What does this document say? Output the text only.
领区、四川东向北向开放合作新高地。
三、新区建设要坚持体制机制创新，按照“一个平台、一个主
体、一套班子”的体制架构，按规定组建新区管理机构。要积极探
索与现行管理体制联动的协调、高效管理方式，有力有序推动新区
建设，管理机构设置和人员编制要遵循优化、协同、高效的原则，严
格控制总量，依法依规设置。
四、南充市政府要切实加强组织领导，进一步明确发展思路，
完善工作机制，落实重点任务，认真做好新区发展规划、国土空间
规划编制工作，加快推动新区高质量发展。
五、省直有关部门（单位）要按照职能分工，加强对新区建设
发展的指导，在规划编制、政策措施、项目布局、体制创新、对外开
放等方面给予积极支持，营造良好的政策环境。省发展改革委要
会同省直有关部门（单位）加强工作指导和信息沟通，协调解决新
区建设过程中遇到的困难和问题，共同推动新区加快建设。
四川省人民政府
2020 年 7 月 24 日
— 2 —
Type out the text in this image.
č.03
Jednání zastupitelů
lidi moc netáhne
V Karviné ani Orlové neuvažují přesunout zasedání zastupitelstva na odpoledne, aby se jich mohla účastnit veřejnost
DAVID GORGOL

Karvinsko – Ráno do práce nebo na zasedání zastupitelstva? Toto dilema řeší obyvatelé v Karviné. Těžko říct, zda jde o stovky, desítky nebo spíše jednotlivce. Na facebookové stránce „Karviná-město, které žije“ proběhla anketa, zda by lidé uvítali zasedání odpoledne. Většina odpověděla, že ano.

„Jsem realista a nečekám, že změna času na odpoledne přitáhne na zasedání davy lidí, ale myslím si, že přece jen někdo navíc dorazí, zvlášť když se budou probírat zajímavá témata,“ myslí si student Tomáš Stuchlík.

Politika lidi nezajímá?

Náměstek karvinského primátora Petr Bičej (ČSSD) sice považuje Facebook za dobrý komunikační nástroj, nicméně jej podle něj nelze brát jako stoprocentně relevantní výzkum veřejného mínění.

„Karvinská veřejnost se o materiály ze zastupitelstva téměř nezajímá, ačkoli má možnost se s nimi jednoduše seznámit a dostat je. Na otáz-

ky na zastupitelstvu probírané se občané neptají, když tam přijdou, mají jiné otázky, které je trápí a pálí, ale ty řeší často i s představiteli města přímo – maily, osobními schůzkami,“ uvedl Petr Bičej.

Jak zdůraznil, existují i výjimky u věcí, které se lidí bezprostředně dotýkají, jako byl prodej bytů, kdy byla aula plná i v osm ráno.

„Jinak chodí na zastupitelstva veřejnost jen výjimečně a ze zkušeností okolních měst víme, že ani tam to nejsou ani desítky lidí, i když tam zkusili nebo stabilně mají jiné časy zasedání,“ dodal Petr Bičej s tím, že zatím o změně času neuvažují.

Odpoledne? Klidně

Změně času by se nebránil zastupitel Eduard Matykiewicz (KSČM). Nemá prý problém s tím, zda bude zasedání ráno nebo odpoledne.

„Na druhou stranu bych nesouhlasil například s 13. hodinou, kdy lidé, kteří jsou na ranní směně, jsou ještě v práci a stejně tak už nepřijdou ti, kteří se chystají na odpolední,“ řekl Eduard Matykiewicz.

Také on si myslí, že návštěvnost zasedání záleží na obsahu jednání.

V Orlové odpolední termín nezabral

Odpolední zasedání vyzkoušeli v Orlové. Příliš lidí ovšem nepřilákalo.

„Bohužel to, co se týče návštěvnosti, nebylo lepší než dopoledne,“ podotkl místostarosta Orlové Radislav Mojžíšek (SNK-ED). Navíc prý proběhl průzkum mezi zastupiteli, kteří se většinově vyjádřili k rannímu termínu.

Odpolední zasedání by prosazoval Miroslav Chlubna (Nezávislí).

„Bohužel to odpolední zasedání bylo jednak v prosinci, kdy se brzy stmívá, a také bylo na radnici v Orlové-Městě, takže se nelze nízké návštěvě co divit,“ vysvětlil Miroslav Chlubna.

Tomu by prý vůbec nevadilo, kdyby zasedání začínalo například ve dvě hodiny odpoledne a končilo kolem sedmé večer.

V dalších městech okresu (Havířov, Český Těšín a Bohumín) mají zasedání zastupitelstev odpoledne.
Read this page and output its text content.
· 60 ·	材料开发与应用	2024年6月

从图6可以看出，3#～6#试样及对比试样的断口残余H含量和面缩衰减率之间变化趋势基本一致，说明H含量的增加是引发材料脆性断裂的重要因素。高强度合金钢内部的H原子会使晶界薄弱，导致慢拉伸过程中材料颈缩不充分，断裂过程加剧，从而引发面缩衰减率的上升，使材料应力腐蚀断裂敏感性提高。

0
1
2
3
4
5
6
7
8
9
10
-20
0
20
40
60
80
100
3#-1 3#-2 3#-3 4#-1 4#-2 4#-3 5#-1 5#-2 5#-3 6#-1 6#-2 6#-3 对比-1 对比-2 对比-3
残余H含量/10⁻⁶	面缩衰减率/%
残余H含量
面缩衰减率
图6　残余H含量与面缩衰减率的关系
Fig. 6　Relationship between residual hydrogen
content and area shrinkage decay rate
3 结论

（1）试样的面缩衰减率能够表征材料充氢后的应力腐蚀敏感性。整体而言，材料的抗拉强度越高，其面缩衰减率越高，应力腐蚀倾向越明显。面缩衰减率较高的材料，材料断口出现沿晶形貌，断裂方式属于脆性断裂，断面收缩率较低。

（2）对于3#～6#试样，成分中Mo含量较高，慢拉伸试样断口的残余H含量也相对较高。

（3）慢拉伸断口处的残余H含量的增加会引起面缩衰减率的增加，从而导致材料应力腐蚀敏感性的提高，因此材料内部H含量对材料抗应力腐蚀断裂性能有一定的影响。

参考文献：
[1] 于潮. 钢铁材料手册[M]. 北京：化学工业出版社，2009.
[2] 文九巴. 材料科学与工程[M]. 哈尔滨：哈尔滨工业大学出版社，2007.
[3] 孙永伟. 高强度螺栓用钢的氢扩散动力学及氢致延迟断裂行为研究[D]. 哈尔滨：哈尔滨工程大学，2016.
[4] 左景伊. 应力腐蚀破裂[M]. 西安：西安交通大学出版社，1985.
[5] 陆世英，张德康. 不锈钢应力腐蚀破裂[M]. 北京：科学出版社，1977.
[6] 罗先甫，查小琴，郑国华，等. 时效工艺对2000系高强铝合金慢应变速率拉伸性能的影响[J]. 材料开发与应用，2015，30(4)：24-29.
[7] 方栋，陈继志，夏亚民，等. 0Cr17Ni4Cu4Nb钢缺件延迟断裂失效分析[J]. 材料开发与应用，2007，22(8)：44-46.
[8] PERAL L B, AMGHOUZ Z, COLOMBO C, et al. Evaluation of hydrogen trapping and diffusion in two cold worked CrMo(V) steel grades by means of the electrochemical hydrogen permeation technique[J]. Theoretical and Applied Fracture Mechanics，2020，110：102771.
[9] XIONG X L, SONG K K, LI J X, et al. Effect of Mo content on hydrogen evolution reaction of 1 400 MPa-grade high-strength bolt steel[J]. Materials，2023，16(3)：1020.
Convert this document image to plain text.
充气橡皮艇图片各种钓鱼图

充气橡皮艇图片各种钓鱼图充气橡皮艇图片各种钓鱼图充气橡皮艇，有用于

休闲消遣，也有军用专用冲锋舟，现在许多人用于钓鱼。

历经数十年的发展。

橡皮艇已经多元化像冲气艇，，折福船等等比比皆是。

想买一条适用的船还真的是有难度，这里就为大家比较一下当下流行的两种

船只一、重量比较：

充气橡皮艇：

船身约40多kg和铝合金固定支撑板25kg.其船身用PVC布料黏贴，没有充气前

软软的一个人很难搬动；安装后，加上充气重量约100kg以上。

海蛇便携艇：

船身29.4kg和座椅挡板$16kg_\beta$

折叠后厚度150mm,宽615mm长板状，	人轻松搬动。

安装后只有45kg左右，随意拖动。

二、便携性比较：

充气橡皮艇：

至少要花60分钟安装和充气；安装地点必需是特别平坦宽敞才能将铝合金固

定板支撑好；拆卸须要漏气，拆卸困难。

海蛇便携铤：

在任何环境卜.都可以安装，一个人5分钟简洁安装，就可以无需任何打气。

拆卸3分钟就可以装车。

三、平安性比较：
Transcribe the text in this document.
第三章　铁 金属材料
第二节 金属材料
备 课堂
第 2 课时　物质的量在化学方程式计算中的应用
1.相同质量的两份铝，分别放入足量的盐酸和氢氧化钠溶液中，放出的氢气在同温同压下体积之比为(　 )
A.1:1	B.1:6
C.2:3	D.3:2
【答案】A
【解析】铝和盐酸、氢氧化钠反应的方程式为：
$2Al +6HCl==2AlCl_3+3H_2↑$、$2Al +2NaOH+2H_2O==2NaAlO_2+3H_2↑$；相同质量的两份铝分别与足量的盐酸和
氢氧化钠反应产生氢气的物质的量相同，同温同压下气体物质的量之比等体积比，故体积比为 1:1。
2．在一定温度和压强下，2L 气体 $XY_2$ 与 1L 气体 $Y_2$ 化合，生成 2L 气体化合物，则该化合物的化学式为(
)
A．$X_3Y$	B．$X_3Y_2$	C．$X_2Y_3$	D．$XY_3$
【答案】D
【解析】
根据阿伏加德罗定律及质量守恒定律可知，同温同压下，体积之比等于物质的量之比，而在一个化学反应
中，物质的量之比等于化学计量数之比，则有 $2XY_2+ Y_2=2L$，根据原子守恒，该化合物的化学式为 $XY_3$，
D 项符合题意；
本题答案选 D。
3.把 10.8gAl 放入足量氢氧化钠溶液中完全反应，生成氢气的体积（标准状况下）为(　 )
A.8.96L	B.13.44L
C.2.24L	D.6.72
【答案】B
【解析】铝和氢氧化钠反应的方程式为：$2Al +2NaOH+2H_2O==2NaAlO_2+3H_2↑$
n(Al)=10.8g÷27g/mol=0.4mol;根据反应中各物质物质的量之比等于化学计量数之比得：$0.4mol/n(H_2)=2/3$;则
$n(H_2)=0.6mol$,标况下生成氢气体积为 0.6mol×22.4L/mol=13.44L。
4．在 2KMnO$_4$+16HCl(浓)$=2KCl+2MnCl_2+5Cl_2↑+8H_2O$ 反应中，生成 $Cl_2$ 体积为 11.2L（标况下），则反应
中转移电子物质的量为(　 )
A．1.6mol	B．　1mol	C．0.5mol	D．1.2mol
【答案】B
######
# Task
Pull out each line of the listing that holds the string "this".

# Task answer
What does this document say? Output the text only.
Type out the text in this image.
Read this page and output its text content.
Convert this document image to plain text.
Transcribe the text in this document.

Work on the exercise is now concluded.